** begin **

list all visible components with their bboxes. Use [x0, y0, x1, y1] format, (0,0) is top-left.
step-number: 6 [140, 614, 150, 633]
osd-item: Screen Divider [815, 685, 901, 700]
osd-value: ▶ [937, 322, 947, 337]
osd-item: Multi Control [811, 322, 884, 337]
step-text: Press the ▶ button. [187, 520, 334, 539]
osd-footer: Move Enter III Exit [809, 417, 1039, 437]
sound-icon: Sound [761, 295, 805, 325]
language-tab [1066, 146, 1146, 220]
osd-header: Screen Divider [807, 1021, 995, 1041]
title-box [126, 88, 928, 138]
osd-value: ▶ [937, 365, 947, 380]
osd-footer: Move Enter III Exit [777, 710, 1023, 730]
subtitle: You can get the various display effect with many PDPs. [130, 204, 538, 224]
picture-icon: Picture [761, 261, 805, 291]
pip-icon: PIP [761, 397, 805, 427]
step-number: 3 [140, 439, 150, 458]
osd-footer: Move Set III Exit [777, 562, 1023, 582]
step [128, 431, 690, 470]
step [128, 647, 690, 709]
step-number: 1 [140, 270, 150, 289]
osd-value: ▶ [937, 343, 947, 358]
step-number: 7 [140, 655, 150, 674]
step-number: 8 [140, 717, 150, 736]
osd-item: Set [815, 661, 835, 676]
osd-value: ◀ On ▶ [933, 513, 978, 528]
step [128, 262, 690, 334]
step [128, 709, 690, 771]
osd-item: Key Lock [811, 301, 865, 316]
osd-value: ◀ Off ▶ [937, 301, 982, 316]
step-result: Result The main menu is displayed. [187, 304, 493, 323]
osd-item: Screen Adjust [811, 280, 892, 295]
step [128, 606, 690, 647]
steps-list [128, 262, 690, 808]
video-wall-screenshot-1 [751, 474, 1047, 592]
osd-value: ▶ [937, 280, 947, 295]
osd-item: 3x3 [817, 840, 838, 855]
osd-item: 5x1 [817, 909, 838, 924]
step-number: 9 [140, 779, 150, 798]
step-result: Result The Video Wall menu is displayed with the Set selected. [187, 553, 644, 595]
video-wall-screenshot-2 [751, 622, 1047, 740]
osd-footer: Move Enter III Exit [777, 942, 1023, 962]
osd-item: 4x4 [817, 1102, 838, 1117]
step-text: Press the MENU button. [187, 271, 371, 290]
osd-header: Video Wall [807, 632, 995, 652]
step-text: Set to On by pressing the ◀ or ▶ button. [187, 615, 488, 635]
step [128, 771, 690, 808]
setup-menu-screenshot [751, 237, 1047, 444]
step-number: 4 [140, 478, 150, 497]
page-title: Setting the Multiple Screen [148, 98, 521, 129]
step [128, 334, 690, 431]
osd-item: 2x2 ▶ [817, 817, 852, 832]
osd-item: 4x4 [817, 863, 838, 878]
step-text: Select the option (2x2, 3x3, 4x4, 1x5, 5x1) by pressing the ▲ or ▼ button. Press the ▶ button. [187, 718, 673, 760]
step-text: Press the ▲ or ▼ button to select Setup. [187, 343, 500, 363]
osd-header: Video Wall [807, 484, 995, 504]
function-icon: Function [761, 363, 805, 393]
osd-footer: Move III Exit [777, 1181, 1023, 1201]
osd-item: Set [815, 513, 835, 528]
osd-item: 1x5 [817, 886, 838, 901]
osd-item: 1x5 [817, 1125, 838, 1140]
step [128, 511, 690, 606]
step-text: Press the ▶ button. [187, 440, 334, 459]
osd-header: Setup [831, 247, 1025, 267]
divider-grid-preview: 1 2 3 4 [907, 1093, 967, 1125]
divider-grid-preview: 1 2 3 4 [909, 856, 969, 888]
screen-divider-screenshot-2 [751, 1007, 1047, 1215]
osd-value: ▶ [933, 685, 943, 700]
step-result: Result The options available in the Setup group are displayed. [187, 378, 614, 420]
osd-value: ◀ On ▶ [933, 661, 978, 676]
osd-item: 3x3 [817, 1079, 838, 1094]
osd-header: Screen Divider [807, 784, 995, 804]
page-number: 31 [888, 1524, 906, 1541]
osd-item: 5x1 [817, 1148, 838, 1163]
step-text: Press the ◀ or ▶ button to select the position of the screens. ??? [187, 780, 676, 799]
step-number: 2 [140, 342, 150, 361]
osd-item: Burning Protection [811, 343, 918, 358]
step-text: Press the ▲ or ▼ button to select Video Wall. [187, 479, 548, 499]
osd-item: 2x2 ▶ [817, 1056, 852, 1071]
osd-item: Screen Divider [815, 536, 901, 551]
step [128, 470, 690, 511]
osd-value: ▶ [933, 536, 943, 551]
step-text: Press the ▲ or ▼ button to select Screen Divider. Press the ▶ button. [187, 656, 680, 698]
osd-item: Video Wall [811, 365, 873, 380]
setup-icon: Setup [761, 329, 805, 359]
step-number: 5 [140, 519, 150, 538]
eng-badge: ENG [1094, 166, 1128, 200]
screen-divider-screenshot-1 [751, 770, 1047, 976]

** end **

#### [Exercise objective]
Copy out the data word for word from its first line through the line containing "osd-item: 4x4 [817, 1102, 838, 1117]", with both of those lines included.

#### [Response to the exercise]
list all visible components with their bboxes. Use [x0, y0, x1, y1] format, (0,0) is top-left.
step-number: 6 [140, 614, 150, 633]
osd-item: Screen Divider [815, 685, 901, 700]
osd-value: ▶ [937, 322, 947, 337]
osd-item: Multi Control [811, 322, 884, 337]
step-text: Press the ▶ button. [187, 520, 334, 539]
osd-footer: Move Enter III Exit [809, 417, 1039, 437]
sound-icon: Sound [761, 295, 805, 325]
language-tab [1066, 146, 1146, 220]
osd-header: Screen Divider [807, 1021, 995, 1041]
title-box [126, 88, 928, 138]
osd-value: ▶ [937, 365, 947, 380]
osd-footer: Move Enter III Exit [777, 710, 1023, 730]
subtitle: You can get the various display effect with many PDPs. [130, 204, 538, 224]
picture-icon: Picture [761, 261, 805, 291]
pip-icon: PIP [761, 397, 805, 427]
step-number: 3 [140, 439, 150, 458]
osd-footer: Move Set III Exit [777, 562, 1023, 582]
step [128, 431, 690, 470]
step [128, 647, 690, 709]
step-number: 1 [140, 270, 150, 289]
osd-value: ▶ [937, 343, 947, 358]
step-number: 7 [140, 655, 150, 674]
step-number: 8 [140, 717, 150, 736]
osd-item: Set [815, 661, 835, 676]
osd-value: ◀ On ▶ [933, 513, 978, 528]
step [128, 262, 690, 334]
step [128, 709, 690, 771]
osd-item: Key Lock [811, 301, 865, 316]
osd-value: ◀ Off ▶ [937, 301, 982, 316]
step-result: Result The main menu is displayed. [187, 304, 493, 323]
osd-item: Screen Adjust [811, 280, 892, 295]
step [128, 606, 690, 647]
steps-list [128, 262, 690, 808]
video-wall-screenshot-1 [751, 474, 1047, 592]
osd-value: ▶ [937, 280, 947, 295]
osd-item: 3x3 [817, 840, 838, 855]
osd-item: 5x1 [817, 909, 838, 924]
step-number: 9 [140, 779, 150, 798]
step-result: Result The Video Wall menu is displayed with the Set selected. [187, 553, 644, 595]
video-wall-screenshot-2 [751, 622, 1047, 740]
osd-footer: Move Enter III Exit [777, 942, 1023, 962]
osd-item: 4x4 [817, 1102, 838, 1117]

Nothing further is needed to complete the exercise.